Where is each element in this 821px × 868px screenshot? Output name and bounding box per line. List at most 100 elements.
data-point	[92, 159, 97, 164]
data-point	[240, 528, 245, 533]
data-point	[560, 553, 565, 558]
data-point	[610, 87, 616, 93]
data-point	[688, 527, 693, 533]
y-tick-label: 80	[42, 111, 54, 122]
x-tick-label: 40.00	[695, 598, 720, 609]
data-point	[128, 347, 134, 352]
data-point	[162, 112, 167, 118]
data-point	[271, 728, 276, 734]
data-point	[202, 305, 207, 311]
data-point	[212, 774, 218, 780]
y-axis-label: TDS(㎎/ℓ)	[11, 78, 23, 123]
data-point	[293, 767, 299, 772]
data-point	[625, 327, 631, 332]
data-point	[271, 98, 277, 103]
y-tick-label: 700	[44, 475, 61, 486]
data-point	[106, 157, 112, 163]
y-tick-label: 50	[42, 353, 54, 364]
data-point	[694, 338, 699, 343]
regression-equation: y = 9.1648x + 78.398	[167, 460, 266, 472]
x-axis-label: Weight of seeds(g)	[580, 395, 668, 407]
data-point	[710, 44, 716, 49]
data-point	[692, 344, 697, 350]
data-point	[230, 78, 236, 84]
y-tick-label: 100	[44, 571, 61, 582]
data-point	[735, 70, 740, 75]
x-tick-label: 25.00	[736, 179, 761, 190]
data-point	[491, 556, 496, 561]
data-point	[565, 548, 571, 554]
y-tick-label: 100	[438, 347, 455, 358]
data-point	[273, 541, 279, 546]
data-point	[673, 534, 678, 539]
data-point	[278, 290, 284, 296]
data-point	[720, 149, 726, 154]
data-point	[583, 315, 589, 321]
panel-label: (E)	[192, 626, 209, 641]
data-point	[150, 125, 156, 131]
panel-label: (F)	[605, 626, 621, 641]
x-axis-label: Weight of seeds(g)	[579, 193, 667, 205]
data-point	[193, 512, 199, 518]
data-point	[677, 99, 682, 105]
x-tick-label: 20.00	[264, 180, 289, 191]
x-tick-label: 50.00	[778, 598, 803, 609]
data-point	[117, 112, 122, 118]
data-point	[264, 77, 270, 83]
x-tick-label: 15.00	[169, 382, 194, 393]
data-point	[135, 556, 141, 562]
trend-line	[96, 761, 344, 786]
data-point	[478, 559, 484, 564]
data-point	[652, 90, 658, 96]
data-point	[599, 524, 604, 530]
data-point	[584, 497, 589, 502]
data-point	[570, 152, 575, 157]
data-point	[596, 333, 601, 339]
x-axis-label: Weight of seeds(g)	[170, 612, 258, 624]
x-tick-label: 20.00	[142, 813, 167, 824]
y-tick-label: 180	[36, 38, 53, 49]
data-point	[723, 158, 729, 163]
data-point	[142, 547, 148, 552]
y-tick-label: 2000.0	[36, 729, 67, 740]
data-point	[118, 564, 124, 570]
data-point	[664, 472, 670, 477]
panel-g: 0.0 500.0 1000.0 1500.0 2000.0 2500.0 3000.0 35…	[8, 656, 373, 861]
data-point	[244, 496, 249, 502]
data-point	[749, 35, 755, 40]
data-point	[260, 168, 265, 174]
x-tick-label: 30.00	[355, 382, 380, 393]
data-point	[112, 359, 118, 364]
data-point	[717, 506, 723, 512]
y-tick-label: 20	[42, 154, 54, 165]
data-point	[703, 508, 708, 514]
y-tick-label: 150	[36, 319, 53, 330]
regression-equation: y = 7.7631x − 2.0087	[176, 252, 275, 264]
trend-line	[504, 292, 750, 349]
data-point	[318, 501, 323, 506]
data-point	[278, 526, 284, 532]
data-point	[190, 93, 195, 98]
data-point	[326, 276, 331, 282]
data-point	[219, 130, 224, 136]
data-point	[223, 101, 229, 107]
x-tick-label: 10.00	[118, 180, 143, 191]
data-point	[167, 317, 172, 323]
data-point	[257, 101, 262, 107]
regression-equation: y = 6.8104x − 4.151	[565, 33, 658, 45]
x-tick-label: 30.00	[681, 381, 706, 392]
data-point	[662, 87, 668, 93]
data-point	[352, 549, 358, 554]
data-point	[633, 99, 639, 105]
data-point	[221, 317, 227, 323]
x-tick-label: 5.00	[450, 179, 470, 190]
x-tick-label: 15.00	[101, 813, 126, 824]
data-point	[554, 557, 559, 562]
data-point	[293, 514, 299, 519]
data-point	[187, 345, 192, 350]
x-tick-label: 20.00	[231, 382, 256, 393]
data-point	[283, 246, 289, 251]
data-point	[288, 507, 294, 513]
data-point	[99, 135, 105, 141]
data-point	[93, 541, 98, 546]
....................
◆ PROBLEM DESCRIPTION:
Rewrite all of the records, changing every "Weight of seeds(g)" to "Seed weight (g)" and leaving everything else the same.

◆ ANSWER TO THE TASK:
Where is each element in this 821px × 868px screenshot? Output name and bounding box per line. List at most 100 elements.
data-point	[92, 159, 97, 164]
data-point	[240, 528, 245, 533]
data-point	[560, 553, 565, 558]
data-point	[610, 87, 616, 93]
data-point	[688, 527, 693, 533]
y-tick-label: 80	[42, 111, 54, 122]
x-tick-label: 40.00	[695, 598, 720, 609]
data-point	[128, 347, 134, 352]
data-point	[162, 112, 167, 118]
data-point	[271, 728, 276, 734]
data-point	[202, 305, 207, 311]
data-point	[212, 774, 218, 780]
y-axis-label: TDS(㎎/ℓ)	[11, 78, 23, 123]
data-point	[293, 767, 299, 772]
data-point	[625, 327, 631, 332]
data-point	[271, 98, 277, 103]
y-tick-label: 700	[44, 475, 61, 486]
data-point	[106, 157, 112, 163]
y-tick-label: 50	[42, 353, 54, 364]
data-point	[694, 338, 699, 343]
regression-equation: y = 9.1648x + 78.398	[167, 460, 266, 472]
x-axis-label: Seed weight (g)	[580, 395, 668, 407]
data-point	[710, 44, 716, 49]
data-point	[692, 344, 697, 350]
data-point	[230, 78, 236, 84]
y-tick-label: 100	[44, 571, 61, 582]
data-point	[735, 70, 740, 75]
x-tick-label: 25.00	[736, 179, 761, 190]
data-point	[491, 556, 496, 561]
data-point	[565, 548, 571, 554]
y-tick-label: 100	[438, 347, 455, 358]
data-point	[273, 541, 279, 546]
data-point	[673, 534, 678, 539]
data-point	[278, 290, 284, 296]
data-point	[720, 149, 726, 154]
data-point	[583, 315, 589, 321]
panel-label: (E)	[192, 626, 209, 641]
data-point	[150, 125, 156, 131]
panel-label: (F)	[605, 626, 621, 641]
x-axis-label: Seed weight (g)	[579, 193, 667, 205]
data-point	[193, 512, 199, 518]
data-point	[677, 99, 682, 105]
x-tick-label: 20.00	[264, 180, 289, 191]
x-tick-label: 50.00	[778, 598, 803, 609]
data-point	[117, 112, 122, 118]
data-point	[264, 77, 270, 83]
x-tick-label: 15.00	[169, 382, 194, 393]
data-point	[135, 556, 141, 562]
trend-line	[96, 761, 344, 786]
data-point	[478, 559, 484, 564]
data-point	[652, 90, 658, 96]
data-point	[599, 524, 604, 530]
data-point	[584, 497, 589, 502]
data-point	[570, 152, 575, 157]
data-point	[596, 333, 601, 339]
x-axis-label: Seed weight (g)	[170, 612, 258, 624]
x-tick-label: 20.00	[142, 813, 167, 824]
y-tick-label: 180	[36, 38, 53, 49]
data-point	[723, 158, 729, 163]
data-point	[142, 547, 148, 552]
y-tick-label: 2000.0	[36, 729, 67, 740]
data-point	[118, 564, 124, 570]
data-point	[664, 472, 670, 477]
panel-g: 0.0 500.0 1000.0 1500.0 2000.0 2500.0 3000.0 35…	[8, 656, 373, 861]
data-point	[244, 496, 249, 502]
data-point	[749, 35, 755, 40]
data-point	[260, 168, 265, 174]
x-tick-label: 30.00	[355, 382, 380, 393]
data-point	[112, 359, 118, 364]
data-point	[717, 506, 723, 512]
y-tick-label: 20	[42, 154, 54, 165]
data-point	[703, 508, 708, 514]
y-tick-label: 150	[36, 319, 53, 330]
regression-equation: y = 7.7631x − 2.0087	[176, 252, 275, 264]
trend-line	[504, 292, 750, 349]
data-point	[318, 501, 323, 506]
data-point	[278, 526, 284, 532]
data-point	[190, 93, 195, 98]
data-point	[326, 276, 331, 282]
data-point	[219, 130, 224, 136]
data-point	[223, 101, 229, 107]
x-tick-label: 10.00	[118, 180, 143, 191]
data-point	[167, 317, 172, 323]
data-point	[257, 101, 262, 107]
regression-equation: y = 6.8104x − 4.151	[565, 33, 658, 45]
x-tick-label: 30.00	[681, 381, 706, 392]
data-point	[662, 87, 668, 93]
data-point	[352, 549, 358, 554]
data-point	[633, 99, 639, 105]
data-point	[221, 317, 227, 323]
x-tick-label: 5.00	[450, 179, 470, 190]
x-tick-label: 15.00	[101, 813, 126, 824]
data-point	[554, 557, 559, 562]
data-point	[293, 514, 299, 519]
data-point	[187, 345, 192, 350]
x-tick-label: 20.00	[231, 382, 256, 393]
data-point	[283, 246, 289, 251]
data-point	[288, 507, 294, 513]
data-point	[99, 135, 105, 141]
data-point	[93, 541, 98, 546]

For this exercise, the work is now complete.